[Listed records]
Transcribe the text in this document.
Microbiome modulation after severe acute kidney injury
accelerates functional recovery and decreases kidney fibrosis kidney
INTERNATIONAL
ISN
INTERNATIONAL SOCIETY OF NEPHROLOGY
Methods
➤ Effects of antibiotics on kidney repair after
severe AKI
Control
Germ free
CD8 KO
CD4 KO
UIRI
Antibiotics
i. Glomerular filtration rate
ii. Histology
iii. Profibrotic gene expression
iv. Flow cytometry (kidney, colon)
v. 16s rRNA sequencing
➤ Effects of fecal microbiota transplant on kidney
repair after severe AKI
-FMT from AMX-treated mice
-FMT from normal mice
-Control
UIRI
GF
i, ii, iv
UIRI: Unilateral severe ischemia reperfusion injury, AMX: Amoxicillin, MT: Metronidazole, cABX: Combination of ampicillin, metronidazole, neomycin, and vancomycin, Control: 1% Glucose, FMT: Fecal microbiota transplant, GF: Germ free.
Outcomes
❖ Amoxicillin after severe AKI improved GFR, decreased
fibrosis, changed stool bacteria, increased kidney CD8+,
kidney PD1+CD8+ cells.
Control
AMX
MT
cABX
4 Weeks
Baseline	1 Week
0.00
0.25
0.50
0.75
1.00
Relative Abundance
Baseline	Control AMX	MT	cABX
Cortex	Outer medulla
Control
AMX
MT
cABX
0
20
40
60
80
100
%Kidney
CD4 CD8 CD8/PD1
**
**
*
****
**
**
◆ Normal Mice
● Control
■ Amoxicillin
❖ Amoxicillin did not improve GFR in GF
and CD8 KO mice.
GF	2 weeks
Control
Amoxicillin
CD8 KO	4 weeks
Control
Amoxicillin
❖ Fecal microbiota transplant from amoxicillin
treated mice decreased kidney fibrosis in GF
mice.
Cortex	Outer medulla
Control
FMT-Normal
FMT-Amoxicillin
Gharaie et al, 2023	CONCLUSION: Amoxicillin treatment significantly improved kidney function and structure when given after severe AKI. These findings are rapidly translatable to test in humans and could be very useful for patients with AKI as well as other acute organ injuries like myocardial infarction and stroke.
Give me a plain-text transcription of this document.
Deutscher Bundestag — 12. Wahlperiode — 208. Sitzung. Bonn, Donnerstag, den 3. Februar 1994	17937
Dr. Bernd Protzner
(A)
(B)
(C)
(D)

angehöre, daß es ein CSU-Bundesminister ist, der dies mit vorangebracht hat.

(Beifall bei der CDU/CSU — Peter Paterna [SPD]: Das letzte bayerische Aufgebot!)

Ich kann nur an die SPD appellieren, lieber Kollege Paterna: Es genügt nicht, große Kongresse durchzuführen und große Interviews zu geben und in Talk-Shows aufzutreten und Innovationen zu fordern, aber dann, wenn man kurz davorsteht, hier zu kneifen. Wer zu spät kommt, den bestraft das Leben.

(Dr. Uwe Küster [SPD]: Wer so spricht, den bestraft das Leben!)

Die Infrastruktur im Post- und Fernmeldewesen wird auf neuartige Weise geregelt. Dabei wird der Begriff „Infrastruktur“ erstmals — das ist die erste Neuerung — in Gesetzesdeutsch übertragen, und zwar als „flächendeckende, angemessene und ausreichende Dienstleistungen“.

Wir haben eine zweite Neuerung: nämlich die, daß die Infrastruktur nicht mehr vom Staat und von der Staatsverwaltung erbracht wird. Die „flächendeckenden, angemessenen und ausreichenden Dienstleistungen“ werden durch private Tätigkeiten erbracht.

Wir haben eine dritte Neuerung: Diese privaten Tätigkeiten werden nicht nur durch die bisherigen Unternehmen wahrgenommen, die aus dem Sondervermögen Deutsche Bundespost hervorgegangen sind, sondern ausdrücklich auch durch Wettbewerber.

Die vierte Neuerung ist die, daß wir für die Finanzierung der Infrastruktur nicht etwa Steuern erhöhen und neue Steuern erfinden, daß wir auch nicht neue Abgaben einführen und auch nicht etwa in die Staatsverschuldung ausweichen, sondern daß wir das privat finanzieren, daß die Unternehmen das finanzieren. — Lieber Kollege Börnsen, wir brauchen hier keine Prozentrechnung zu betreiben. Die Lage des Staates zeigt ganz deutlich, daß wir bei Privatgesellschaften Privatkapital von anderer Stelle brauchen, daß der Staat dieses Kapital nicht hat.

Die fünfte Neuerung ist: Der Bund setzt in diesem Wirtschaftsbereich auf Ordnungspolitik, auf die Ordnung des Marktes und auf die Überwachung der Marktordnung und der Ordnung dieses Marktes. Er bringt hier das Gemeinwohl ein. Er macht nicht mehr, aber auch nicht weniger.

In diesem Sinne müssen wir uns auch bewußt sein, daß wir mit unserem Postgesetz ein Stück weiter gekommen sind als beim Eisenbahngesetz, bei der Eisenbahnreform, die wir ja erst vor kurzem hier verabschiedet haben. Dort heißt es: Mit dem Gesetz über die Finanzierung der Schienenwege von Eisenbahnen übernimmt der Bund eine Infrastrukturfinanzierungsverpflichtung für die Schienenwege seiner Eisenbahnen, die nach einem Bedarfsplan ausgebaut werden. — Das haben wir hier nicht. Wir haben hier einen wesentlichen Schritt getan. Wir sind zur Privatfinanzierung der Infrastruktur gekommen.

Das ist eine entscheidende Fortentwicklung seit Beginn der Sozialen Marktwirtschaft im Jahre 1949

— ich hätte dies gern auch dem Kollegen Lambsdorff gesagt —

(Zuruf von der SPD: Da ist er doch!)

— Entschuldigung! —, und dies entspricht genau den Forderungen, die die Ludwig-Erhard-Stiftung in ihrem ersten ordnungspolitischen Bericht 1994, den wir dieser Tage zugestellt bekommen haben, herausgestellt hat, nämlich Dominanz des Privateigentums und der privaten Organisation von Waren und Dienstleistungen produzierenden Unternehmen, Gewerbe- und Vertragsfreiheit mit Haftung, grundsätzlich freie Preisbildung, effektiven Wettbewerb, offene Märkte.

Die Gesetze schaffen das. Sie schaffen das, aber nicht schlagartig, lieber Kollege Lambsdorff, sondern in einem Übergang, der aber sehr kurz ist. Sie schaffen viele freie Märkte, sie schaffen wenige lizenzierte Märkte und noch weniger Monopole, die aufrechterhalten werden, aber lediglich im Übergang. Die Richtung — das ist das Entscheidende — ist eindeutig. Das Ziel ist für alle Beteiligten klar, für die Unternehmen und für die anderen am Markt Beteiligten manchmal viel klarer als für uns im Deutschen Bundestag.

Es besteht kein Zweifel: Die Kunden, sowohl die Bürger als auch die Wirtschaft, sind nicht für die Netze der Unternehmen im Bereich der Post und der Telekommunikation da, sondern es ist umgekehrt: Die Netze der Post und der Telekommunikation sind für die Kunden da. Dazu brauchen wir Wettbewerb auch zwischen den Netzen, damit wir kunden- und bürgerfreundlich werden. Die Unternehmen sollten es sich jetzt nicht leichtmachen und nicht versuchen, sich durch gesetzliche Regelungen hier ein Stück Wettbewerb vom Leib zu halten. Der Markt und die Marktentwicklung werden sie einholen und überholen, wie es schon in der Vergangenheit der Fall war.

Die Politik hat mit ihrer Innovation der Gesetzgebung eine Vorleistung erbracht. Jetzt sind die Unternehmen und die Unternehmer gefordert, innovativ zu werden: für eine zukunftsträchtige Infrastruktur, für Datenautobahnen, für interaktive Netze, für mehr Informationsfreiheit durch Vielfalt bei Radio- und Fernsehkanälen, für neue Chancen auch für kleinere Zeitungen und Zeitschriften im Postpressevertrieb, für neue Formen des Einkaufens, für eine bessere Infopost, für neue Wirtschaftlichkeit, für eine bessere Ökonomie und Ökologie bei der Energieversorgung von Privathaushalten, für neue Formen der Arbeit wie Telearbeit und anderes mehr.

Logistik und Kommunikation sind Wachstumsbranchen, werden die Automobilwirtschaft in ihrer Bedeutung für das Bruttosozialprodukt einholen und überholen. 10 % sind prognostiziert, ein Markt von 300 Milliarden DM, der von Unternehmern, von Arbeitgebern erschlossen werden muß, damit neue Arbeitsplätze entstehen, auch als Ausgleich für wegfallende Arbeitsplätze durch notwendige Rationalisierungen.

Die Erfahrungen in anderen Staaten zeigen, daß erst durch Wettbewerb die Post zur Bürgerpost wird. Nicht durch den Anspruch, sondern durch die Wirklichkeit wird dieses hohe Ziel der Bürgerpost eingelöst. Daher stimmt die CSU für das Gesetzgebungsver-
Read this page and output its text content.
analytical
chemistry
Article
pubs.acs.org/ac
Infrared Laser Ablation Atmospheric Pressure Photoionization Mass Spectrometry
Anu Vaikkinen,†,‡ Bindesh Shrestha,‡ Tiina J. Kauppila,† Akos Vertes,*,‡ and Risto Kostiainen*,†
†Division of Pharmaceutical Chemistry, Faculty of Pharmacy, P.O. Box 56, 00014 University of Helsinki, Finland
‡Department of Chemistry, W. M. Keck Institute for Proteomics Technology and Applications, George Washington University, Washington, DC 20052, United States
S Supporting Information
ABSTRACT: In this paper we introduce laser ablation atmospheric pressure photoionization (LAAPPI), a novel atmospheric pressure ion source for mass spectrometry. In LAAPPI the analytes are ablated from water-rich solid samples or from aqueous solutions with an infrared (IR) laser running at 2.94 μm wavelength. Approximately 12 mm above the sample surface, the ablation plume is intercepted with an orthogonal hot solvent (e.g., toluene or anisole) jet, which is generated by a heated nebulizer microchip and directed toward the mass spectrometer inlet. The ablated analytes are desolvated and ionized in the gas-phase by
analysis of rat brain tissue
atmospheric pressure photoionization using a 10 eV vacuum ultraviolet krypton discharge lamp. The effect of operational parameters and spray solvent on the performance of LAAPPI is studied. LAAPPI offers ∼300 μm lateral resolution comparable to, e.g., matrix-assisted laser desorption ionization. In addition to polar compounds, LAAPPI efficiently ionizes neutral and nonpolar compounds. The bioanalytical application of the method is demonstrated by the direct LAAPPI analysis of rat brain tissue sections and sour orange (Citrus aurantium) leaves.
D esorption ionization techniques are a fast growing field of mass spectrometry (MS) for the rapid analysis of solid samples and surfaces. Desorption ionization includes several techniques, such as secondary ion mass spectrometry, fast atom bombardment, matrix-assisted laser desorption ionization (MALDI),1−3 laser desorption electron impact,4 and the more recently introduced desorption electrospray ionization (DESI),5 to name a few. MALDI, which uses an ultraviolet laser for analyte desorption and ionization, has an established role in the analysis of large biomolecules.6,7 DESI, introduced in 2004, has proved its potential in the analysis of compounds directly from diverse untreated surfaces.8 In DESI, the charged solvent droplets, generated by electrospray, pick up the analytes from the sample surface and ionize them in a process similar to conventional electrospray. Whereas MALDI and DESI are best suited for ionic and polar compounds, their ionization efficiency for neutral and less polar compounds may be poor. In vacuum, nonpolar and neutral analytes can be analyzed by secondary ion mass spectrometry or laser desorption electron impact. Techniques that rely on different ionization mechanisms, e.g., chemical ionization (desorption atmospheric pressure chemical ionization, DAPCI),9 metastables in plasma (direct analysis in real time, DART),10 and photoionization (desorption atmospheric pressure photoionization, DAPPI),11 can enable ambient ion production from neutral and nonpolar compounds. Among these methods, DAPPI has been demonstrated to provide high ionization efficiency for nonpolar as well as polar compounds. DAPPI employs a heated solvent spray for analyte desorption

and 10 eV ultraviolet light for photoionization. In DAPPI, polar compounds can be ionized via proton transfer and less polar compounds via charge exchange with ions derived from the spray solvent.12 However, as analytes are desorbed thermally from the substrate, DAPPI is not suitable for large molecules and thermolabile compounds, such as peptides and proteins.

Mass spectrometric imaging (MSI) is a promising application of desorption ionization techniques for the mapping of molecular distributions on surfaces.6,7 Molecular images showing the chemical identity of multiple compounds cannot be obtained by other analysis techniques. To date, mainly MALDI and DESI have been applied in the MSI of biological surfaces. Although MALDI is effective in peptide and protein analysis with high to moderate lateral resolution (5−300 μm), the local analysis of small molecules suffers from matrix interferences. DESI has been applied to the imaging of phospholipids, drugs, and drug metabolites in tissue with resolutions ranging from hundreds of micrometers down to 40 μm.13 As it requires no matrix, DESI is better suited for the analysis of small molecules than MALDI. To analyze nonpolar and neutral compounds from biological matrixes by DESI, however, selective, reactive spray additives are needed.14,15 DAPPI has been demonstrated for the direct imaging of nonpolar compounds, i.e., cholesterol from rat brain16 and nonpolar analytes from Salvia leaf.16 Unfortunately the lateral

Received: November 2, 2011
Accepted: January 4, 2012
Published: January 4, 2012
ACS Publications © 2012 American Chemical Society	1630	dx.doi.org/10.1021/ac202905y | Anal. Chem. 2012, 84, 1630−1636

[About this task] Find how many lines in the entries above have the string "Germ" and report only that number.

[Task answer] 2